▶ Records shown
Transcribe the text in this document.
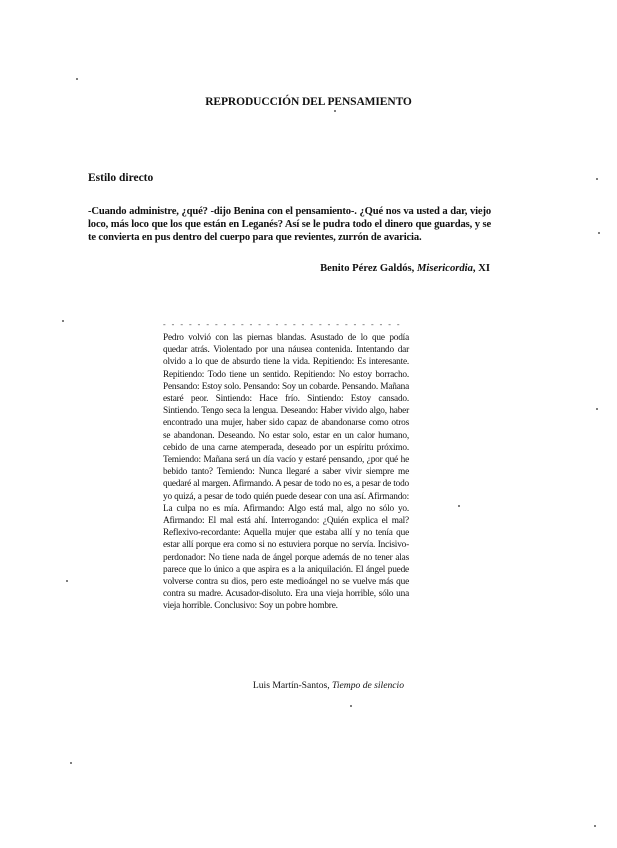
REPRODUCCIÓN DEL PENSAMIENTO
Estilo directo
-Cuando administre, ¿qué? -dijo Benina con el pensamiento-. ¿Qué nos va usted a dar, viejo loco, más loco que los que están en Leganés? Así se le pudra todo el dinero que guardas, y se te convierta en pus dentro del cuerpo para que revientes, zurrón de avaricia.
Benito Pérez Galdós, Misericordia, XI
- - - - - - - - - - - - - - - - - - - - - - - - - - - -
Pedro volvió con las piernas blandas. Asustado de lo que podía quedar atrás. Violentado por una náusea contenida. Intentando dar olvido a lo que de absurdo tiene la vida. Repitiendo: Es interesante. Repitiendo: Todo tiene un sentido. Repitiendo: No estoy borracho. Pensando: Estoy solo. Pensando: Soy un cobarde. Pensando. Mañana estaré peor. Sintiendo: Hace frío. Sintiendo: Estoy cansado. Sintiendo. Tengo seca la lengua. Deseando: Haber vivido algo, haber encontrado una mujer, haber sido capaz de abandonarse como otros se abandonan. Deseando. No estar solo, estar en un calor humano, cebido de una carne atemperada, deseado por un espíritu próximo. Temiendo: Mañana será un día vacío y estaré pensando, ¿por qué he bebido tanto? Temiendo: Nunca llegaré a saber vivir siempre me quedaré al margen. Afirmando. A pesar de todo no es, a pesar de todo yo quizá, a pesar de todo quién puede desear con una así. Afirmando: La culpa no es mía. Afirmando: Algo está mal, algo no sólo yo. Afirmando: El mal está ahí. Interrogando: ¿Quién explica el mal? Reflexivo-recordante: Aquella mujer que estaba allí y no tenía que estar allí porque era como si no estuviera porque no servía. Incisivo-perdonador: No tiene nada de ángel porque además de no tener alas parece que lo único a que aspira es a la aniquilación. El ángel puede volverse contra su dios, pero este medioángel no se vuelve más que contra su madre. Acusador-disoluto. Era una vieja horrible, sólo una vieja horrible. Conclusivo: Soy un pobre hombre.
Luis Martín-Santos, Tiempo de silencio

▶ Job
Quote every entry exactly, with the pictures omitted.

▶ Result
Transcribe the text in this document.
REPRODUCCIÓN DEL PENSAMIENTO
Estilo directo
-Cuando administre, ¿qué? -dijo Benina con el pensamiento-. ¿Qué nos va usted a dar, viejo loco, más loco que los que están en Leganés? Así se le pudra todo el dinero que guardas, y se te convierta en pus dentro del cuerpo para que revientes, zurrón de avaricia.
Benito Pérez Galdós, Misericordia, XI
- - - - - - - - - - - - - - - - - - - - - - - - - - - -
Pedro volvió con las piernas blandas. Asustado de lo que podía quedar atrás. Violentado por una náusea contenida. Intentando dar olvido a lo que de absurdo tiene la vida. Repitiendo: Es interesante. Repitiendo: Todo tiene un sentido. Repitiendo: No estoy borracho. Pensando: Estoy solo. Pensando: Soy un cobarde. Pensando. Mañana estaré peor. Sintiendo: Hace frío. Sintiendo: Estoy cansado. Sintiendo. Tengo seca la lengua. Deseando: Haber vivido algo, haber encontrado una mujer, haber sido capaz de abandonarse como otros se abandonan. Deseando. No estar solo, estar en un calor humano, cebido de una carne atemperada, deseado por un espíritu próximo. Temiendo: Mañana será un día vacío y estaré pensando, ¿por qué he bebido tanto? Temiendo: Nunca llegaré a saber vivir siempre me quedaré al margen. Afirmando. A pesar de todo no es, a pesar de todo yo quizá, a pesar de todo quién puede desear con una así. Afirmando: La culpa no es mía. Afirmando: Algo está mal, algo no sólo yo. Afirmando: El mal está ahí. Interrogando: ¿Quién explica el mal? Reflexivo-recordante: Aquella mujer que estaba allí y no tenía que estar allí porque era como si no estuviera porque no servía. Incisivo-perdonador: No tiene nada de ángel porque además de no tener alas parece que lo único a que aspira es a la aniquilación. El ángel puede volverse contra su dios, pero este medioángel no se vuelve más que contra su madre. Acusador-disoluto. Era una vieja horrible, sólo una vieja horrible. Conclusivo: Soy un pobre hombre.
Luis Martín-Santos, Tiempo de silencio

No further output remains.